* Given data:
● ● ●

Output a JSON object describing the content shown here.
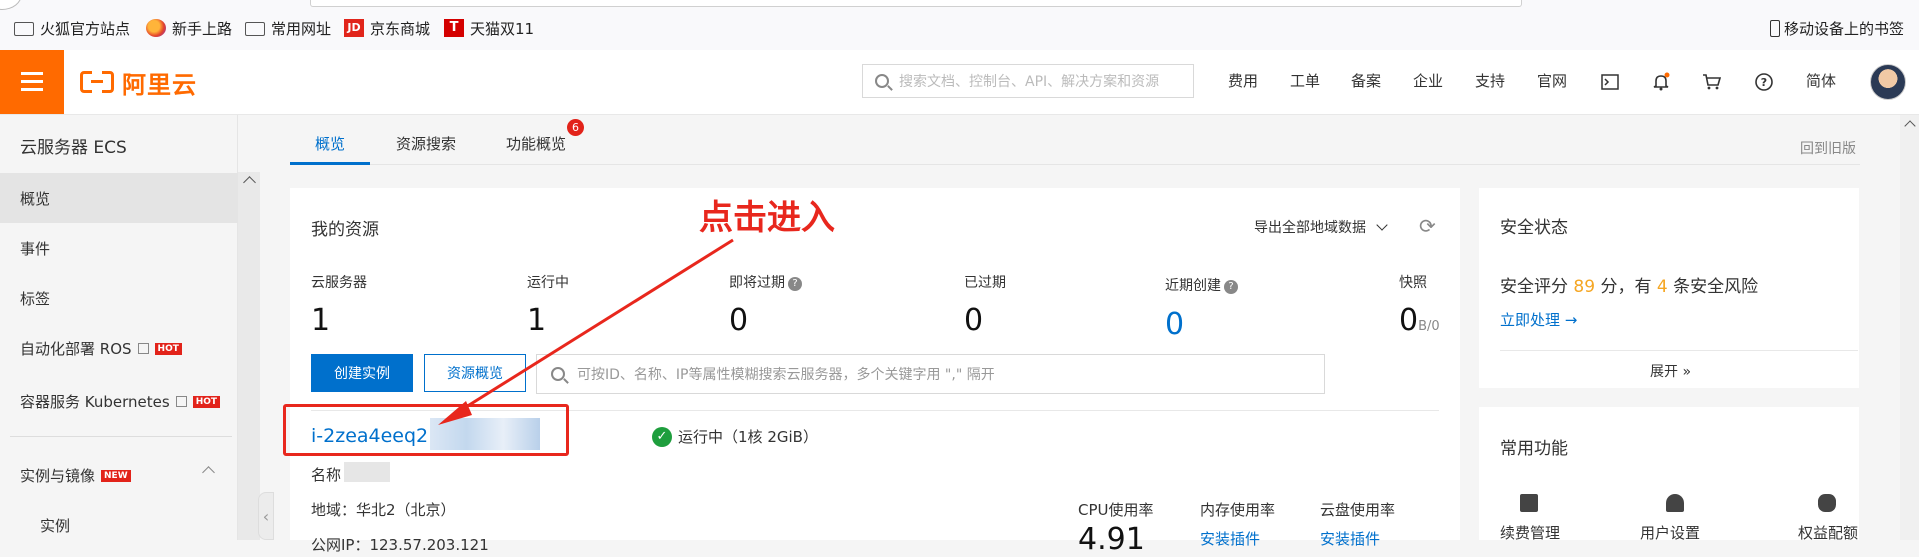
{
  "bookmarks": [
    {
      "label": "火狐官方站点",
      "icon": "folder-icon"
    },
    {
      "label": "新手上路",
      "icon": "firefox-icon"
    },
    {
      "label": "常用网址",
      "icon": "folder-icon"
    },
    {
      "label": "京东商城",
      "icon": "jd-icon"
    },
    {
      "label": "天猫双11",
      "icon": "tmall-icon"
    }
  ],
  "bookmarks_right": "移动设备上的书签",
  "header": {
    "logo": "阿里云",
    "search_placeholder": "搜索文档、控制台、API、解决方案和资源",
    "nav": [
      "费用",
      "工单",
      "备案",
      "企业",
      "支持",
      "官网"
    ],
    "lang": "简体"
  },
  "sidebar": {
    "title": "云服务器 ECS",
    "items": [
      "概览",
      "事件",
      "标签",
      "自动化部署 ROS",
      "容器服务 Kubernetes"
    ],
    "hot": "HOT",
    "new": "NEW",
    "group": "实例与镜像",
    "sub": "实例"
  },
  "tabs": {
    "items": [
      "概览",
      "资源搜索",
      "功能概览"
    ],
    "badge": "6",
    "old_version": "回到旧版"
  },
  "resources": {
    "title": "我的资源",
    "export": "导出全部地域数据",
    "stats": [
      {
        "label": "云服务器",
        "value": "1"
      },
      {
        "label": "运行中",
        "value": "1"
      },
      {
        "label": "即将过期",
        "value": "0"
      },
      {
        "label": "已过期",
        "value": "0"
      },
      {
        "label": "近期创建",
        "value": "0"
      },
      {
        "label": "快照",
        "value": "0",
        "suffix": "B/0"
      }
    ],
    "create_btn": "创建实例",
    "overview_btn": "资源概览",
    "search_placeholder": "可按ID、名称、IP等属性模糊搜索云服务器，多个关键字用 \",\" 隔开"
  },
  "instance": {
    "id": "i-2zea4eeq2",
    "status": "运行中",
    "spec": "（1核 2GiB）",
    "name_label": "名称",
    "region": "地域：华北2（北京）",
    "ip_partial": "公网IP：123.57.203.121",
    "cpu_label": "CPU使用率",
    "cpu_value": "4.91",
    "mem_label": "内存使用率",
    "disk_label": "云盘使用率",
    "install_plugin": "安装插件"
  },
  "annotation": "点击进入",
  "security": {
    "title": "安全状态",
    "score_prefix": "安全评分 ",
    "score": "89",
    "score_mid": " 分，有 ",
    "risks": "4",
    "score_suffix": " 条安全风险",
    "action": "立即处理 →",
    "expand": "展开 »"
  },
  "common": {
    "title": "常用功能",
    "items": [
      "续费管理",
      "用户设置",
      "权益配额"
    ]
  },
  "colors": {
    "brand": "#ff6a00",
    "primary": "#0070cc",
    "alert": "#e8271d"
  }
}
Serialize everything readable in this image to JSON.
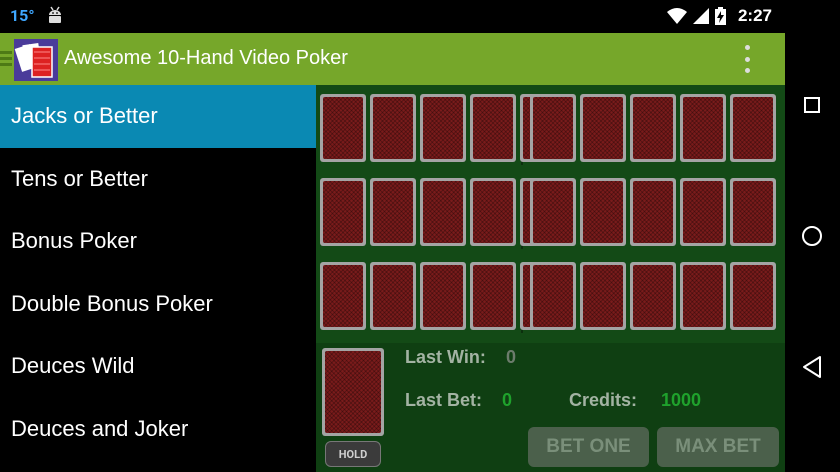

● ● ●

* What this task involves: Output all of the records exactly as they appear above, but not the pictures.

* Solved exercise:
Output a JSON object describing the content shown here.
{
  "bookmarks": [
    {
      "label": "火狐官方站点",
      "icon": "folder-icon"
    },
    {
      "label": "新手上路",
      "icon": "firefox-icon"
    },
    {
      "label": "常用网址",
      "icon": "folder-icon"
    },
    {
      "label": "京东商城",
      "icon": "jd-icon"
    },
    {
      "label": "天猫双11",
      "icon": "tmall-icon"
    }
  ],
  "bookmarks_right": "移动设备上的书签",
  "header": {
    "logo": "阿里云",
    "search_placeholder": "搜索文档、控制台、API、解决方案和资源",
    "nav": [
      "费用",
      "工单",
      "备案",
      "企业",
      "支持",
      "官网"
    ],
    "lang": "简体"
  },
  "sidebar": {
    "title": "云服务器 ECS",
    "items": [
      "概览",
      "事件",
      "标签",
      "自动化部署 ROS",
      "容器服务 Kubernetes"
    ],
    "hot": "HOT",
    "new": "NEW",
    "group": "实例与镜像",
    "sub": "实例"
  },
  "tabs": {
    "items": [
      "概览",
      "资源搜索",
      "功能概览"
    ],
    "badge": "6",
    "old_version": "回到旧版"
  },
  "resources": {
    "title": "我的资源",
    "export": "导出全部地域数据",
    "stats": [
      {
        "label": "云服务器",
        "value": "1"
      },
      {
        "label": "运行中",
        "value": "1"
      },
      {
        "label": "即将过期",
        "value": "0"
      },
      {
        "label": "已过期",
        "value": "0"
      },
      {
        "label": "近期创建",
        "value": "0"
      },
      {
        "label": "快照",
        "value": "0",
        "suffix": "B/0"
      }
    ],
    "create_btn": "创建实例",
    "overview_btn": "资源概览",
    "search_placeholder": "可按ID、名称、IP等属性模糊搜索云服务器，多个关键字用 \",\" 隔开"
  },
  "instance": {
    "id": "i-2zea4eeq2",
    "status": "运行中",
    "spec": "（1核 2GiB）",
    "name_label": "名称",
    "region": "地域：华北2（北京）",
    "ip_partial": "公网IP：123.57.203.121",
    "cpu_label": "CPU使用率",
    "cpu_value": "4.91",
    "mem_label": "内存使用率",
    "disk_label": "云盘使用率",
    "install_plugin": "安装插件"
  },
  "annotation": "点击进入",
  "security": {
    "title": "安全状态",
    "score_prefix": "安全评分 ",
    "score": "89",
    "score_mid": " 分，有 ",
    "risks": "4",
    "score_suffix": " 条安全风险",
    "action": "立即处理 →",
    "expand": "展开 »"
  },
  "common": {
    "title": "常用功能",
    "items": [
      "续费管理",
      "用户设置",
      "权益配额"
    ]
  },
  "colors": {
    "brand": "#ff6a00",
    "primary": "#0070cc",
    "alert": "#e8271d"
  }
}
Serialize everything readable in this image to JSON.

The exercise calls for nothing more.